> _Input rows_:
* BEGIN *

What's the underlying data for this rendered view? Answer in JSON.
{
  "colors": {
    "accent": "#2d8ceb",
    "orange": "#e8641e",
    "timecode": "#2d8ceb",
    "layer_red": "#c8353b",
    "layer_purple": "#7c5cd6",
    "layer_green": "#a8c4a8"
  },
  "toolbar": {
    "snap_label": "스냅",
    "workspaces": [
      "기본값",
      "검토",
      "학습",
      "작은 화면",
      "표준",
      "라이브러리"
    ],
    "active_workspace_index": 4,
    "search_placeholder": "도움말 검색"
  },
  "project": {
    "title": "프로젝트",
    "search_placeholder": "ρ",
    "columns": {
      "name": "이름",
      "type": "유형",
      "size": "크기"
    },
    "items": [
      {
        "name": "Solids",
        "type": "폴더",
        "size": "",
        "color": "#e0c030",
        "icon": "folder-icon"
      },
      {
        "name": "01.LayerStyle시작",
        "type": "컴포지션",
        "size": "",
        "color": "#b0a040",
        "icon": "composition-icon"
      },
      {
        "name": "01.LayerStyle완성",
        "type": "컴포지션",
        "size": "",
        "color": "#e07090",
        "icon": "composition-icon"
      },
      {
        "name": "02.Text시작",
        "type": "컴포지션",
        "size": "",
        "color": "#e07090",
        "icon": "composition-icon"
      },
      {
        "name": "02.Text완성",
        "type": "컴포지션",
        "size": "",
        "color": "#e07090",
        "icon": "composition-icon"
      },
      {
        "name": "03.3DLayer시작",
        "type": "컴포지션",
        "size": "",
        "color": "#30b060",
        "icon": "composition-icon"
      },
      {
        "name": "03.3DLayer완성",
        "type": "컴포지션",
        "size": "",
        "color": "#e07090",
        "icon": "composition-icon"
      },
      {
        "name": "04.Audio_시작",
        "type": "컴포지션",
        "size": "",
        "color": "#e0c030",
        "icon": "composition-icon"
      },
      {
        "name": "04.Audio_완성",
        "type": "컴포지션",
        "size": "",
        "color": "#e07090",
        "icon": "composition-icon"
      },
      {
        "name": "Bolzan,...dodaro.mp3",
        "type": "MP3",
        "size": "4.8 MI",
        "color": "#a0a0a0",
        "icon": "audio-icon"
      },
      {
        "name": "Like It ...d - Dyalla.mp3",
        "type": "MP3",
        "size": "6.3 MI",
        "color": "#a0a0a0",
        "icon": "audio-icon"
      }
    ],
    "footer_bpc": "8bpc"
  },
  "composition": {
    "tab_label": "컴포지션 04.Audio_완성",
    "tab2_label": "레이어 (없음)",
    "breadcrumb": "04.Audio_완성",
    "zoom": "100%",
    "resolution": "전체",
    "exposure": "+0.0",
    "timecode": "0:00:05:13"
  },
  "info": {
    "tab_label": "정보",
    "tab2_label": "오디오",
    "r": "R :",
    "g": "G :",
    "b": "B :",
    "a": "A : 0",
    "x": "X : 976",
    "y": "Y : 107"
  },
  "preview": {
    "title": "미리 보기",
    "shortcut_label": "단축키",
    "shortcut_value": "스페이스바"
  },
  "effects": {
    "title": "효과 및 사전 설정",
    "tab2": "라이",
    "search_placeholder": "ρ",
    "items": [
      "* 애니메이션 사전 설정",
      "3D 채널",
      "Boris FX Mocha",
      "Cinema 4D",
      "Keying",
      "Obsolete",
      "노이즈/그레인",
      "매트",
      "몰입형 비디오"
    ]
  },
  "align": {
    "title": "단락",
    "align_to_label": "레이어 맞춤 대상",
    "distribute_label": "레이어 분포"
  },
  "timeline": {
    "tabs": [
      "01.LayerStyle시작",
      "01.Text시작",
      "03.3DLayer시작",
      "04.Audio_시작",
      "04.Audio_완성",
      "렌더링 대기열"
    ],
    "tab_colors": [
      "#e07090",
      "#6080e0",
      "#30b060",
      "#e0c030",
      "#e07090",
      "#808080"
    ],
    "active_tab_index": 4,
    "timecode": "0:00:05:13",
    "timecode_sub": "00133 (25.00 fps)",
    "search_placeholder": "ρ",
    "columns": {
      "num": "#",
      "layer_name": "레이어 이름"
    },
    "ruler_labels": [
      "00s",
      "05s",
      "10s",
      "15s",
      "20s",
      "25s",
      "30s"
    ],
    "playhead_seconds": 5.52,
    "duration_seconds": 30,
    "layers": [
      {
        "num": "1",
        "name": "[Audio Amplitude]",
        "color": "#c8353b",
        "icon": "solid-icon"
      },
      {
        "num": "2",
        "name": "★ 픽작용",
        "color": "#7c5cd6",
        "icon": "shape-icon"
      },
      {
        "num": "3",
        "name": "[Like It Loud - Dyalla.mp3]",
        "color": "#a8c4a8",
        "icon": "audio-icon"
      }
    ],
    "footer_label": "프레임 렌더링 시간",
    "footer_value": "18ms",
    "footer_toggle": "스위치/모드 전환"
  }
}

* END *

> _Short task_: Retype the records in full. Keep every line identical to the original.

> _Result_:
What's the underlying data for this rendered view? Answer in JSON.
{
  "colors": {
    "accent": "#2d8ceb",
    "orange": "#e8641e",
    "timecode": "#2d8ceb",
    "layer_red": "#c8353b",
    "layer_purple": "#7c5cd6",
    "layer_green": "#a8c4a8"
  },
  "toolbar": {
    "snap_label": "스냅",
    "workspaces": [
      "기본값",
      "검토",
      "학습",
      "작은 화면",
      "표준",
      "라이브러리"
    ],
    "active_workspace_index": 4,
    "search_placeholder": "도움말 검색"
  },
  "project": {
    "title": "프로젝트",
    "search_placeholder": "ρ",
    "columns": {
      "name": "이름",
      "type": "유형",
      "size": "크기"
    },
    "items": [
      {
        "name": "Solids",
        "type": "폴더",
        "size": "",
        "color": "#e0c030",
        "icon": "folder-icon"
      },
      {
        "name": "01.LayerStyle시작",
        "type": "컴포지션",
        "size": "",
        "color": "#b0a040",
        "icon": "composition-icon"
      },
      {
        "name": "01.LayerStyle완성",
        "type": "컴포지션",
        "size": "",
        "color": "#e07090",
        "icon": "composition-icon"
      },
      {
        "name": "02.Text시작",
        "type": "컴포지션",
        "size": "",
        "color": "#e07090",
        "icon": "composition-icon"
      },
      {
        "name": "02.Text완성",
        "type": "컴포지션",
        "size": "",
        "color": "#e07090",
        "icon": "composition-icon"
      },
      {
        "name": "03.3DLayer시작",
        "type": "컴포지션",
        "size": "",
        "color": "#30b060",
        "icon": "composition-icon"
      },
      {
        "name": "03.3DLayer완성",
        "type": "컴포지션",
        "size": "",
        "color": "#e07090",
        "icon": "composition-icon"
      },
      {
        "name": "04.Audio_시작",
        "type": "컴포지션",
        "size": "",
        "color": "#e0c030",
        "icon": "composition-icon"
      },
      {
        "name": "04.Audio_완성",
        "type": "컴포지션",
        "size": "",
        "color": "#e07090",
        "icon": "composition-icon"
      },
      {
        "name": "Bolzan,...dodaro.mp3",
        "type": "MP3",
        "size": "4.8 MI",
        "color": "#a0a0a0",
        "icon": "audio-icon"
      },
      {
        "name": "Like It ...d - Dyalla.mp3",
        "type": "MP3",
        "size": "6.3 MI",
        "color": "#a0a0a0",
        "icon": "audio-icon"
      }
    ],
    "footer_bpc": "8bpc"
  },
  "composition": {
    "tab_label": "컴포지션 04.Audio_완성",
    "tab2_label": "레이어 (없음)",
    "breadcrumb": "04.Audio_완성",
    "zoom": "100%",
    "resolution": "전체",
    "exposure": "+0.0",
    "timecode": "0:00:05:13"
  },
  "info": {
    "tab_label": "정보",
    "tab2_label": "오디오",
    "r": "R :",
    "g": "G :",
    "b": "B :",
    "a": "A : 0",
    "x": "X : 976",
    "y": "Y : 107"
  },
  "preview": {
    "title": "미리 보기",
    "shortcut_label": "단축키",
    "shortcut_value": "스페이스바"
  },
  "effects": {
    "title": "효과 및 사전 설정",
    "tab2": "라이",
    "search_placeholder": "ρ",
    "items": [
      "* 애니메이션 사전 설정",
      "3D 채널",
      "Boris FX Mocha",
      "Cinema 4D",
      "Keying",
      "Obsolete",
      "노이즈/그레인",
      "매트",
      "몰입형 비디오"
    ]
  },
  "align": {
    "title": "단락",
    "align_to_label": "레이어 맞춤 대상",
    "distribute_label": "레이어 분포"
  },
  "timeline": {
    "tabs": [
      "01.LayerStyle시작",
      "01.Text시작",
      "03.3DLayer시작",
      "04.Audio_시작",
      "04.Audio_완성",
      "렌더링 대기열"
    ],
    "tab_colors": [
      "#e07090",
      "#6080e0",
      "#30b060",
      "#e0c030",
      "#e07090",
      "#808080"
    ],
    "active_tab_index": 4,
    "timecode": "0:00:05:13",
    "timecode_sub": "00133 (25.00 fps)",
    "search_placeholder": "ρ",
    "columns": {
      "num": "#",
      "layer_name": "레이어 이름"
    },
    "ruler_labels": [
      "00s",
      "05s",
      "10s",
      "15s",
      "20s",
      "25s",
      "30s"
    ],
    "playhead_seconds": 5.52,
    "duration_seconds": 30,
    "layers": [
      {
        "num": "1",
        "name": "[Audio Amplitude]",
        "color": "#c8353b",
        "icon": "solid-icon"
      },
      {
        "num": "2",
        "name": "★ 픽작용",
        "color": "#7c5cd6",
        "icon": "shape-icon"
      },
      {
        "num": "3",
        "name": "[Like It Loud - Dyalla.mp3]",
        "color": "#a8c4a8",
        "icon": "audio-icon"
      }
    ],
    "footer_label": "프레임 렌더링 시간",
    "footer_value": "18ms",
    "footer_toggle": "스위치/모드 전환"
  }
}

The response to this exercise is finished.